Output the material beneath exactly, leaving nothing out.

— BEGIN DATASET EXTRACT —

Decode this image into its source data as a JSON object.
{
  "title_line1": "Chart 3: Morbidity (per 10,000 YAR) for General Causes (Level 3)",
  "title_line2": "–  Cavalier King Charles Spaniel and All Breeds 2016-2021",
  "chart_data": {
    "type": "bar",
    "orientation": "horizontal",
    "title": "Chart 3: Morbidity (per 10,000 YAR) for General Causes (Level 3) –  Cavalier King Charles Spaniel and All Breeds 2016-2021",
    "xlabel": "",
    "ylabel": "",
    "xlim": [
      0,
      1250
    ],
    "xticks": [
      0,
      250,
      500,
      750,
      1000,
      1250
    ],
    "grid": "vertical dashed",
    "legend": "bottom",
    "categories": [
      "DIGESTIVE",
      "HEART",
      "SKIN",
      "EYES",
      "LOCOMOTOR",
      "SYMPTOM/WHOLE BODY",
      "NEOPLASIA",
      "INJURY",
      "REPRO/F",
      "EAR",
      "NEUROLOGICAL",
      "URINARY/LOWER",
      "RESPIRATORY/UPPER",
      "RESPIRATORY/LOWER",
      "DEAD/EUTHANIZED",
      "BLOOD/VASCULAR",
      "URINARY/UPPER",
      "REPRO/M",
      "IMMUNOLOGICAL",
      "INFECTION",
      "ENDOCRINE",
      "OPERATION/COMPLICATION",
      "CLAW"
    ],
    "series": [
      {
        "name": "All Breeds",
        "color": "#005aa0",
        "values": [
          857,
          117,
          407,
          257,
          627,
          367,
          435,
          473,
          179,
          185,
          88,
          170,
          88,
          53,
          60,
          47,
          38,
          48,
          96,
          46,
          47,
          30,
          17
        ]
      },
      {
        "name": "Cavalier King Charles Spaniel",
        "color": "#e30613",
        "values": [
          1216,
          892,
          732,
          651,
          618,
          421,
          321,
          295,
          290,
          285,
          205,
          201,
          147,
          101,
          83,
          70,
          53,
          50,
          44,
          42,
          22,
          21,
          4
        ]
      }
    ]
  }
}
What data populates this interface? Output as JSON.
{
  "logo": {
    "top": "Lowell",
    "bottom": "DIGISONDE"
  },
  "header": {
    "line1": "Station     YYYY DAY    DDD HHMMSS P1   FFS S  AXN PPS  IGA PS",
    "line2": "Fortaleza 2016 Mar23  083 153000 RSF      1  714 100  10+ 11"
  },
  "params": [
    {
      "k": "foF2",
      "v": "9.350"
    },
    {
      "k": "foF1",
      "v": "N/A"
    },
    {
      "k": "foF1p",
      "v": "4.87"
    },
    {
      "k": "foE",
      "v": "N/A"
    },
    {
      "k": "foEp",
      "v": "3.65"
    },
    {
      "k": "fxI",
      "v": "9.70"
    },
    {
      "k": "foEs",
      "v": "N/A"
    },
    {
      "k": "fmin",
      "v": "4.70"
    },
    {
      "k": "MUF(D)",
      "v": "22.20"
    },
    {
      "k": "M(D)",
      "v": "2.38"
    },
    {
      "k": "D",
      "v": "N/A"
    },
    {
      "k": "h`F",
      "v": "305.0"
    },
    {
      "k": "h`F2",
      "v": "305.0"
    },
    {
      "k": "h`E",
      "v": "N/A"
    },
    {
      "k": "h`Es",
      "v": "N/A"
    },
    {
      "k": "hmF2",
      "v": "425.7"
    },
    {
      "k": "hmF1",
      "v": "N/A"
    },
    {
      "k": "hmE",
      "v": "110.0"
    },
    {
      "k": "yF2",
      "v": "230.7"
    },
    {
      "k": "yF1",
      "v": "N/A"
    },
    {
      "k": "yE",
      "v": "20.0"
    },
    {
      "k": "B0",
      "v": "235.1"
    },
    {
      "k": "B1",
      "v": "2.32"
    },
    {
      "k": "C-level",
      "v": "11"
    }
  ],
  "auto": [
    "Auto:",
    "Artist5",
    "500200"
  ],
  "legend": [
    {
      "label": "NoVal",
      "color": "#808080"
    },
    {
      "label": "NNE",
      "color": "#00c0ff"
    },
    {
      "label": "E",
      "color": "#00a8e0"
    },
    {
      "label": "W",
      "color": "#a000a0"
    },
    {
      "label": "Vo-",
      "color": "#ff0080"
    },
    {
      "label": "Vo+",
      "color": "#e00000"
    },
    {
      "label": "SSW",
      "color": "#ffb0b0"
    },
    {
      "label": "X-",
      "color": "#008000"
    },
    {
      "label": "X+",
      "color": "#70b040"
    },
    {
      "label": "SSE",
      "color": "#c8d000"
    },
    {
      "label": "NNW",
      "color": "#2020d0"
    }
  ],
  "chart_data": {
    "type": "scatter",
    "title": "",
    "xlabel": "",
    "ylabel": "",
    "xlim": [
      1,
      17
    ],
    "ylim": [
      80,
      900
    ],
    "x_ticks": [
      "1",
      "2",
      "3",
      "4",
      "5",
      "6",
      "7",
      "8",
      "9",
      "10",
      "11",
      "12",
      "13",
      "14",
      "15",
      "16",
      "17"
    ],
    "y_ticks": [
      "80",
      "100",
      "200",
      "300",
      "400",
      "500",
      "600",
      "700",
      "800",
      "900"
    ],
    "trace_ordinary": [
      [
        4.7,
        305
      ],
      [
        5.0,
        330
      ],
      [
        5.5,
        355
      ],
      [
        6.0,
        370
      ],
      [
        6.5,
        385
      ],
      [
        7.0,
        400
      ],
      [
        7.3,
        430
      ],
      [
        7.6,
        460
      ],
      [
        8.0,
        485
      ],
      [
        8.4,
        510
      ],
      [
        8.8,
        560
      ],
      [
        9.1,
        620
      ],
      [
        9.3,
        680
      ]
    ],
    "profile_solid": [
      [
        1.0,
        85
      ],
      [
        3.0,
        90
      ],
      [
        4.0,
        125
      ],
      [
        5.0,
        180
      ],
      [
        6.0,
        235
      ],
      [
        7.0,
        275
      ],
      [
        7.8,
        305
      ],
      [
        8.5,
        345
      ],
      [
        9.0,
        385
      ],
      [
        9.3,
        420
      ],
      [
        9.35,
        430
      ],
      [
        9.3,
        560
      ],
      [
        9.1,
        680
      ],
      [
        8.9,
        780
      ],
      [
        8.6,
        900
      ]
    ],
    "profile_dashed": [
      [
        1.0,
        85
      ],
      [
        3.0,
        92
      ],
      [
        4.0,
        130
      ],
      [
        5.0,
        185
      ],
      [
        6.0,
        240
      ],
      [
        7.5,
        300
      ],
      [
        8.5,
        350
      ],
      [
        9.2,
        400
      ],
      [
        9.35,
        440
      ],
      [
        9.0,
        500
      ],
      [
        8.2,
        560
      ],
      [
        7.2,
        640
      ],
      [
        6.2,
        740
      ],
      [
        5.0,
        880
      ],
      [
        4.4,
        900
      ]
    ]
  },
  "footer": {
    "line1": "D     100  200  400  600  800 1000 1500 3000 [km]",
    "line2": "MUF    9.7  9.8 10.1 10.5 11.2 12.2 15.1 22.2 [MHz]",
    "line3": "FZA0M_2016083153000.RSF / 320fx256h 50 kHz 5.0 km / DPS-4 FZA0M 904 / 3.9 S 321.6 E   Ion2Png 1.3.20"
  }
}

— END DATASET EXTRACT —

FULL RESPONSE:
Decode this image into its source data as a JSON object.
{
  "title_line1": "Chart 3: Morbidity (per 10,000 YAR) for General Causes (Level 3)",
  "title_line2": "–  Cavalier King Charles Spaniel and All Breeds 2016-2021",
  "chart_data": {
    "type": "bar",
    "orientation": "horizontal",
    "title": "Chart 3: Morbidity (per 10,000 YAR) for General Causes (Level 3) –  Cavalier King Charles Spaniel and All Breeds 2016-2021",
    "xlabel": "",
    "ylabel": "",
    "xlim": [
      0,
      1250
    ],
    "xticks": [
      0,
      250,
      500,
      750,
      1000,
      1250
    ],
    "grid": "vertical dashed",
    "legend": "bottom",
    "categories": [
      "DIGESTIVE",
      "HEART",
      "SKIN",
      "EYES",
      "LOCOMOTOR",
      "SYMPTOM/WHOLE BODY",
      "NEOPLASIA",
      "INJURY",
      "REPRO/F",
      "EAR",
      "NEUROLOGICAL",
      "URINARY/LOWER",
      "RESPIRATORY/UPPER",
      "RESPIRATORY/LOWER",
      "DEAD/EUTHANIZED",
      "BLOOD/VASCULAR",
      "URINARY/UPPER",
      "REPRO/M",
      "IMMUNOLOGICAL",
      "INFECTION",
      "ENDOCRINE",
      "OPERATION/COMPLICATION",
      "CLAW"
    ],
    "series": [
      {
        "name": "All Breeds",
        "color": "#005aa0",
        "values": [
          857,
          117,
          407,
          257,
          627,
          367,
          435,
          473,
          179,
          185,
          88,
          170,
          88,
          53,
          60,
          47,
          38,
          48,
          96,
          46,
          47,
          30,
          17
        ]
      },
      {
        "name": "Cavalier King Charles Spaniel",
        "color": "#e30613",
        "values": [
          1216,
          892,
          732,
          651,
          618,
          421,
          321,
          295,
          290,
          285,
          205,
          201,
          147,
          101,
          83,
          70,
          53,
          50,
          44,
          42,
          22,
          21,
          4
        ]
      }
    ]
  }
}
What data populates this interface? Output as JSON.
{
  "logo": {
    "top": "Lowell",
    "bottom": "DIGISONDE"
  },
  "header": {
    "line1": "Station     YYYY DAY    DDD HHMMSS P1   FFS S  AXN PPS  IGA PS",
    "line2": "Fortaleza 2016 Mar23  083 153000 RSF      1  714 100  10+ 11"
  },
  "params": [
    {
      "k": "foF2",
      "v": "9.350"
    },
    {
      "k": "foF1",
      "v": "N/A"
    },
    {
      "k": "foF1p",
      "v": "4.87"
    },
    {
      "k": "foE",
      "v": "N/A"
    },
    {
      "k": "foEp",
      "v": "3.65"
    },
    {
      "k": "fxI",
      "v": "9.70"
    },
    {
      "k": "foEs",
      "v": "N/A"
    },
    {
      "k": "fmin",
      "v": "4.70"
    },
    {
      "k": "MUF(D)",
      "v": "22.20"
    },
    {
      "k": "M(D)",
      "v": "2.38"
    },
    {
      "k": "D",
      "v": "N/A"
    },
    {
      "k": "h`F",
      "v": "305.0"
    },
    {
      "k": "h`F2",
      "v": "305.0"
    },
    {
      "k": "h`E",
      "v": "N/A"
    },
    {
      "k": "h`Es",
      "v": "N/A"
    },
    {
      "k": "hmF2",
      "v": "425.7"
    },
    {
      "k": "hmF1",
      "v": "N/A"
    },
    {
      "k": "hmE",
      "v": "110.0"
    },
    {
      "k": "yF2",
      "v": "230.7"
    },
    {
      "k": "yF1",
      "v": "N/A"
    },
    {
      "k": "yE",
      "v": "20.0"
    },
    {
      "k": "B0",
      "v": "235.1"
    },
    {
      "k": "B1",
      "v": "2.32"
    },
    {
      "k": "C-level",
      "v": "11"
    }
  ],
  "auto": [
    "Auto:",
    "Artist5",
    "500200"
  ],
  "legend": [
    {
      "label": "NoVal",
      "color": "#808080"
    },
    {
      "label": "NNE",
      "color": "#00c0ff"
    },
    {
      "label": "E",
      "color": "#00a8e0"
    },
    {
      "label": "W",
      "color": "#a000a0"
    },
    {
      "label": "Vo-",
      "color": "#ff0080"
    },
    {
      "label": "Vo+",
      "color": "#e00000"
    },
    {
      "label": "SSW",
      "color": "#ffb0b0"
    },
    {
      "label": "X-",
      "color": "#008000"
    },
    {
      "label": "X+",
      "color": "#70b040"
    },
    {
      "label": "SSE",
      "color": "#c8d000"
    },
    {
      "label": "NNW",
      "color": "#2020d0"
    }
  ],
  "chart_data": {
    "type": "scatter",
    "title": "",
    "xlabel": "",
    "ylabel": "",
    "xlim": [
      1,
      17
    ],
    "ylim": [
      80,
      900
    ],
    "x_ticks": [
      "1",
      "2",
      "3",
      "4",
      "5",
      "6",
      "7",
      "8",
      "9",
      "10",
      "11",
      "12",
      "13",
      "14",
      "15",
      "16",
      "17"
    ],
    "y_ticks": [
      "80",
      "100",
      "200",
      "300",
      "400",
      "500",
      "600",
      "700",
      "800",
      "900"
    ],
    "trace_ordinary": [
      [
        4.7,
        305
      ],
      [
        5.0,
        330
      ],
      [
        5.5,
        355
      ],
      [
        6.0,
        370
      ],
      [
        6.5,
        385
      ],
      [
        7.0,
        400
      ],
      [
        7.3,
        430
      ],
      [
        7.6,
        460
      ],
      [
        8.0,
        485
      ],
      [
        8.4,
        510
      ],
      [
        8.8,
        560
      ],
      [
        9.1,
        620
      ],
      [
        9.3,
        680
      ]
    ],
    "profile_solid": [
      [
        1.0,
        85
      ],
      [
        3.0,
        90
      ],
      [
        4.0,
        125
      ],
      [
        5.0,
        180
      ],
      [
        6.0,
        235
      ],
      [
        7.0,
        275
      ],
      [
        7.8,
        305
      ],
      [
        8.5,
        345
      ],
      [
        9.0,
        385
      ],
      [
        9.3,
        420
      ],
      [
        9.35,
        430
      ],
      [
        9.3,
        560
      ],
      [
        9.1,
        680
      ],
      [
        8.9,
        780
      ],
      [
        8.6,
        900
      ]
    ],
    "profile_dashed": [
      [
        1.0,
        85
      ],
      [
        3.0,
        92
      ],
      [
        4.0,
        130
      ],
      [
        5.0,
        185
      ],
      [
        6.0,
        240
      ],
      [
        7.5,
        300
      ],
      [
        8.5,
        350
      ],
      [
        9.2,
        400
      ],
      [
        9.35,
        440
      ],
      [
        9.0,
        500
      ],
      [
        8.2,
        560
      ],
      [
        7.2,
        640
      ],
      [
        6.2,
        740
      ],
      [
        5.0,
        880
      ],
      [
        4.4,
        900
      ]
    ]
  },
  "footer": {
    "line1": "D     100  200  400  600  800 1000 1500 3000 [km]",
    "line2": "MUF    9.7  9.8 10.1 10.5 11.2 12.2 15.1 22.2 [MHz]",
    "line3": "FZA0M_2016083153000.RSF / 320fx256h 50 kHz 5.0 km / DPS-4 FZA0M 904 / 3.9 S 321.6 E   Ion2Png 1.3.20"
  }
}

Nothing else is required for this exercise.